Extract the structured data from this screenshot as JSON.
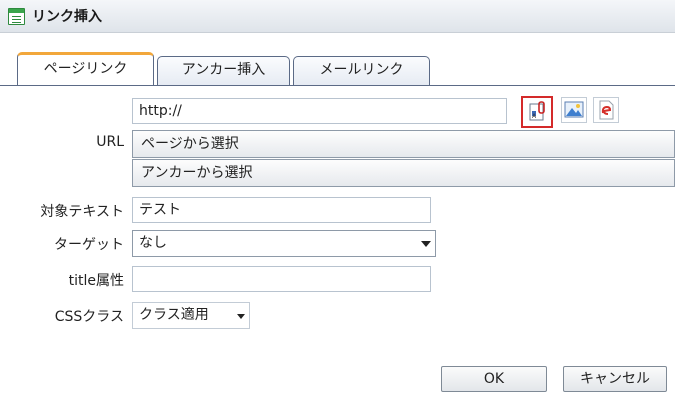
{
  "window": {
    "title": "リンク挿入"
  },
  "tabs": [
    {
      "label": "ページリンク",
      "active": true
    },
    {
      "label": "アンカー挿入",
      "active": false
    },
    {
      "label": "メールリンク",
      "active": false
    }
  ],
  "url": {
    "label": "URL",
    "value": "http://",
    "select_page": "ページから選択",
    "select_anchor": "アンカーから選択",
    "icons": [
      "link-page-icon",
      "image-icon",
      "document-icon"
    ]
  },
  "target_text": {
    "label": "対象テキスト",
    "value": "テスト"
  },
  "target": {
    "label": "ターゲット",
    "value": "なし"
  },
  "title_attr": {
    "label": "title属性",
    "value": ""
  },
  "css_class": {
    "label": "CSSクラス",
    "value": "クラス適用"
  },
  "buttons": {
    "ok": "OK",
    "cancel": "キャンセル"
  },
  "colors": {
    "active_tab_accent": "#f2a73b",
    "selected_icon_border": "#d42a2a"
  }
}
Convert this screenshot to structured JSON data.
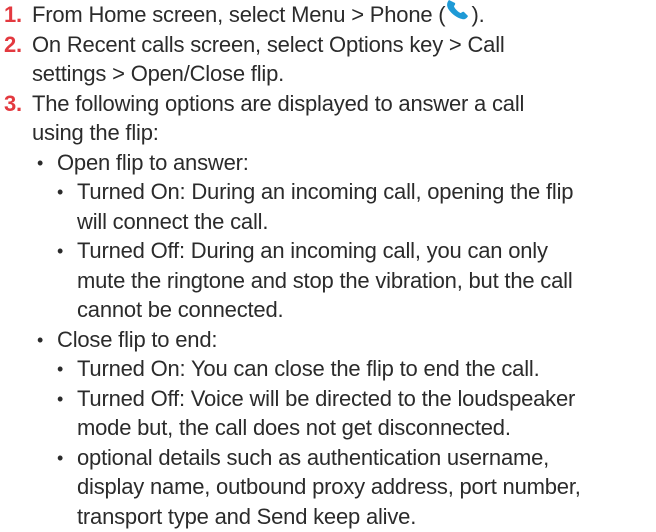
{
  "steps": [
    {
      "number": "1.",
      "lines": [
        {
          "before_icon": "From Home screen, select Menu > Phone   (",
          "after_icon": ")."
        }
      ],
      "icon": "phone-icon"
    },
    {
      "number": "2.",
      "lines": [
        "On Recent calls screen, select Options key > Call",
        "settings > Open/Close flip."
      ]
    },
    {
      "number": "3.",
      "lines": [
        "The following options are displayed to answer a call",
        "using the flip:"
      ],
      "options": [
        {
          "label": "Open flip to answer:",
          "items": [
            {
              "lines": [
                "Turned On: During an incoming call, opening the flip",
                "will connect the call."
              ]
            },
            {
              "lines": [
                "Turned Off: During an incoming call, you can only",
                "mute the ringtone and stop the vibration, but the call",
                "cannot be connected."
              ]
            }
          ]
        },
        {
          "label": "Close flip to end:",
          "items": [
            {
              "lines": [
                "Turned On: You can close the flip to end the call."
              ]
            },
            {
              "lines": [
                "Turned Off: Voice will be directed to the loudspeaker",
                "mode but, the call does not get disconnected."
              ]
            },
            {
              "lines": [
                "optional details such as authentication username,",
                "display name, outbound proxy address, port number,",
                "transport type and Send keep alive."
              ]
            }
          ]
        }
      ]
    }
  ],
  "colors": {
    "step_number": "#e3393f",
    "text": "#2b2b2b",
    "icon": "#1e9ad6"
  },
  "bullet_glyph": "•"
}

•••

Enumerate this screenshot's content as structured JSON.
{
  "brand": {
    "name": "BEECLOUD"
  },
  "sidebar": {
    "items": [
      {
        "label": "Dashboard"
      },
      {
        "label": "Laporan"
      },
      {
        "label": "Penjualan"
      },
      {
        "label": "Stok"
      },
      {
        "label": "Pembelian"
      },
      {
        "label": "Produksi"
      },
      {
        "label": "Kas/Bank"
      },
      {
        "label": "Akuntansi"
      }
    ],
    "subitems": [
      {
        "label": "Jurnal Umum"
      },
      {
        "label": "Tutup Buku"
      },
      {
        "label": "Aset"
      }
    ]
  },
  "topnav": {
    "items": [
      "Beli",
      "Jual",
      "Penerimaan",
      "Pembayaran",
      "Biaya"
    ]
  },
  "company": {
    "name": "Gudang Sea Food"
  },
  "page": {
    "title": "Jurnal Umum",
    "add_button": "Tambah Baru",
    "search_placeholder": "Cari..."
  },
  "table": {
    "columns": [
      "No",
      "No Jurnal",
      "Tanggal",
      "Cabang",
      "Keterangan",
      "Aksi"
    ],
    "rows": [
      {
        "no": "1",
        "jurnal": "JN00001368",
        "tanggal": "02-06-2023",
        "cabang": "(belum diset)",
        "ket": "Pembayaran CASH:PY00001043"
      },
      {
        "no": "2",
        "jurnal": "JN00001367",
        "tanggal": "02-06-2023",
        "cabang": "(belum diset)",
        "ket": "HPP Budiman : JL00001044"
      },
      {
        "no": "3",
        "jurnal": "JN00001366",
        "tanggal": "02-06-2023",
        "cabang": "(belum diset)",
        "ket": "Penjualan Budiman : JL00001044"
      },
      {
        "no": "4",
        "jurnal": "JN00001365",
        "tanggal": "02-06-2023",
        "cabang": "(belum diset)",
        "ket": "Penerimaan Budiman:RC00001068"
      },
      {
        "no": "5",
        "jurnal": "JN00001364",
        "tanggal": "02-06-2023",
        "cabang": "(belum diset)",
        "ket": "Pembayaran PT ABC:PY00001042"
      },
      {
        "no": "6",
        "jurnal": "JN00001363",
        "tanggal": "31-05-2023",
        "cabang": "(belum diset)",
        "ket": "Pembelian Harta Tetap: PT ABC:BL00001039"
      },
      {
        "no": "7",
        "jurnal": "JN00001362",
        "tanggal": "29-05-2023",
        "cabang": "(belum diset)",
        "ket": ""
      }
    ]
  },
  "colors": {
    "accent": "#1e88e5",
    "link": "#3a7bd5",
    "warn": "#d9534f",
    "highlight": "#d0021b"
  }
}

•••

=== WHAT TO DO ===
Copy out the lines in which the string "incoming" appears.

=== WRITTEN ANSWER ===
                "Turned On: During an incoming call, opening the flip",
                "Turned Off: During an incoming call, you can only",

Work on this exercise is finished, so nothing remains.